--- WHAT TO PRODUCE ---
Each line of the material below should be reproduced exactly.
───── MATERIAL FOR THIS EXERCISE
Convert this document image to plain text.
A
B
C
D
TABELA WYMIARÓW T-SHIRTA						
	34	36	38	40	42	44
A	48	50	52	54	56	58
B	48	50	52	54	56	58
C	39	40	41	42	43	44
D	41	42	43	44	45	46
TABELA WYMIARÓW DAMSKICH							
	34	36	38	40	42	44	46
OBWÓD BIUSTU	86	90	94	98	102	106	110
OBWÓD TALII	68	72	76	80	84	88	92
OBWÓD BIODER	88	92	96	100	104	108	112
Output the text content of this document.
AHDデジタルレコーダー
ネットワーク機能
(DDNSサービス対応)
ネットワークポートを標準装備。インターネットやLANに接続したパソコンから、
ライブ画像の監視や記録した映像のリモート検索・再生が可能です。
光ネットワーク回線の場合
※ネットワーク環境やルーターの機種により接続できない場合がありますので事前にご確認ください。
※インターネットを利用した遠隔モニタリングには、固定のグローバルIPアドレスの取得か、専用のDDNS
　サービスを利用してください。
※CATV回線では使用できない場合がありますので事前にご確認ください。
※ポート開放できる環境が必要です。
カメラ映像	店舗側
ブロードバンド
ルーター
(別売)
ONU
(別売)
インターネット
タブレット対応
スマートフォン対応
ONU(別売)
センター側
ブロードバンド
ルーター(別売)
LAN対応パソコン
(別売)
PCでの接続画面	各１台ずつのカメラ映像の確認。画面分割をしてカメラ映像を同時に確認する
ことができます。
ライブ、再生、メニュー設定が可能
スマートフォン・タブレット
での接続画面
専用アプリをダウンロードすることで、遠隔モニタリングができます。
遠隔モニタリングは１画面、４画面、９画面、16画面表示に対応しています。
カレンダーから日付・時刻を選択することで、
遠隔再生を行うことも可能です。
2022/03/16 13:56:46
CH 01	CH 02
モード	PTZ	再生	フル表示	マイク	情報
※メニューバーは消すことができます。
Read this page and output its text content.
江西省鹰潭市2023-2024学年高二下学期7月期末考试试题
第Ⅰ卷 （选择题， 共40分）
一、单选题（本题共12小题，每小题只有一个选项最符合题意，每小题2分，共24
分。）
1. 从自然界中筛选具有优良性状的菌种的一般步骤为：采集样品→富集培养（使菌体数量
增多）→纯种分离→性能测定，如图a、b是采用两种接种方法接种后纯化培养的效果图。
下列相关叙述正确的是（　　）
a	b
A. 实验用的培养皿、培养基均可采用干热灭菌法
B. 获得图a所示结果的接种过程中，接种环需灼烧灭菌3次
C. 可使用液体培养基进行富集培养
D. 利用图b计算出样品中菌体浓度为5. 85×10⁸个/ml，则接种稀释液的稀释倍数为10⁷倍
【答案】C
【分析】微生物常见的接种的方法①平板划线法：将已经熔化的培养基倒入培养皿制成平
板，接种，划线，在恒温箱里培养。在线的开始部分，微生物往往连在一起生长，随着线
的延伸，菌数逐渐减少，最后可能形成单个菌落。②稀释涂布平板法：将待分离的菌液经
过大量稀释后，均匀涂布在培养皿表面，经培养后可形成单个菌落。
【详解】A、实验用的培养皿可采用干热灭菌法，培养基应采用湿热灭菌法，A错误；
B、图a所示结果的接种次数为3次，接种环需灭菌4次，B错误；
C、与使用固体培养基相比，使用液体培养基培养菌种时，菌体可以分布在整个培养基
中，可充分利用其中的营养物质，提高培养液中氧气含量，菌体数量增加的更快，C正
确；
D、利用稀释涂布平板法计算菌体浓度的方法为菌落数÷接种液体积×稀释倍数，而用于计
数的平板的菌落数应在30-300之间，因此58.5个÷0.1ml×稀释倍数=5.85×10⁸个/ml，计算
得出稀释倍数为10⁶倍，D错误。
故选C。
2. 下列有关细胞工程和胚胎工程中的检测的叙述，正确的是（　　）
──────────
--- EXERCISE ANSWER ---
Convert this document image to plain text.
A
B
C
D
TABELA WYMIARÓW T-SHIRTA						
	34	36	38	40	42	44
A	48	50	52	54	56	58
B	48	50	52	54	56	58
C	39	40	41	42	43	44
D	41	42	43	44	45	46
TABELA WYMIARÓW DAMSKICH							
	34	36	38	40	42	44	46
OBWÓD BIUSTU	86	90	94	98	102	106	110
OBWÓD TALII	68	72	76	80	84	88	92
OBWÓD BIODER	88	92	96	100	104	108	112
Output the text content of this document.
AHDデジタルレコーダー
ネットワーク機能
(DDNSサービス対応)
ネットワークポートを標準装備。インターネットやLANに接続したパソコンから、
ライブ画像の監視や記録した映像のリモート検索・再生が可能です。
光ネットワーク回線の場合
※ネットワーク環境やルーターの機種により接続できない場合がありますので事前にご確認ください。
※インターネットを利用した遠隔モニタリングには、固定のグローバルIPアドレスの取得か、専用のDDNS
　サービスを利用してください。
※CATV回線では使用できない場合がありますので事前にご確認ください。
※ポート開放できる環境が必要です。
カメラ映像	店舗側
ブロードバンド
ルーター
(別売)
ONU
(別売)
インターネット
タブレット対応
スマートフォン対応
ONU(別売)
センター側
ブロードバンド
ルーター(別売)
LAN対応パソコン
(別売)
PCでの接続画面	各１台ずつのカメラ映像の確認。画面分割をしてカメラ映像を同時に確認する
ことができます。
ライブ、再生、メニュー設定が可能
スマートフォン・タブレット
での接続画面
専用アプリをダウンロードすることで、遠隔モニタリングができます。
遠隔モニタリングは１画面、４画面、９画面、16画面表示に対応しています。
カレンダーから日付・時刻を選択することで、
遠隔再生を行うことも可能です。
2022/03/16 13:56:46
CH 01	CH 02
モード	PTZ	再生	フル表示	マイク	情報
※メニューバーは消すことができます。
Read this page and output its text content.
江西省鹰潭市2023-2024学年高二下学期7月期末考试试题
第Ⅰ卷 （选择题， 共40分）
一、单选题（本题共12小题，每小题只有一个选项最符合题意，每小题2分，共24
分。）
1. 从自然界中筛选具有优良性状的菌种的一般步骤为：采集样品→富集培养（使菌体数量
增多）→纯种分离→性能测定，如图a、b是采用两种接种方法接种后纯化培养的效果图。
下列相关叙述正确的是（　　）
a	b
A. 实验用的培养皿、培养基均可采用干热灭菌法
B. 获得图a所示结果的接种过程中，接种环需灼烧灭菌3次
C. 可使用液体培养基进行富集培养
D. 利用图b计算出样品中菌体浓度为5. 85×10⁸个/ml，则接种稀释液的稀释倍数为10⁷倍
【答案】C
【分析】微生物常见的接种的方法①平板划线法：将已经熔化的培养基倒入培养皿制成平
板，接种，划线，在恒温箱里培养。在线的开始部分，微生物往往连在一起生长，随着线
的延伸，菌数逐渐减少，最后可能形成单个菌落。②稀释涂布平板法：将待分离的菌液经
过大量稀释后，均匀涂布在培养皿表面，经培养后可形成单个菌落。
【详解】A、实验用的培养皿可采用干热灭菌法，培养基应采用湿热灭菌法，A错误；
B、图a所示结果的接种次数为3次，接种环需灭菌4次，B错误；
C、与使用固体培养基相比，使用液体培养基培养菌种时，菌体可以分布在整个培养基
中，可充分利用其中的营养物质，提高培养液中氧气含量，菌体数量增加的更快，C正
确；
D、利用稀释涂布平板法计算菌体浓度的方法为菌落数÷接种液体积×稀释倍数，而用于计
数的平板的菌落数应在30-300之间，因此58.5个÷0.1ml×稀释倍数=5.85×10⁸个/ml，计算
得出稀释倍数为10⁶倍，D错误。
故选C。
2. 下列有关细胞工程和胚胎工程中的检测的叙述，正确的是（　　）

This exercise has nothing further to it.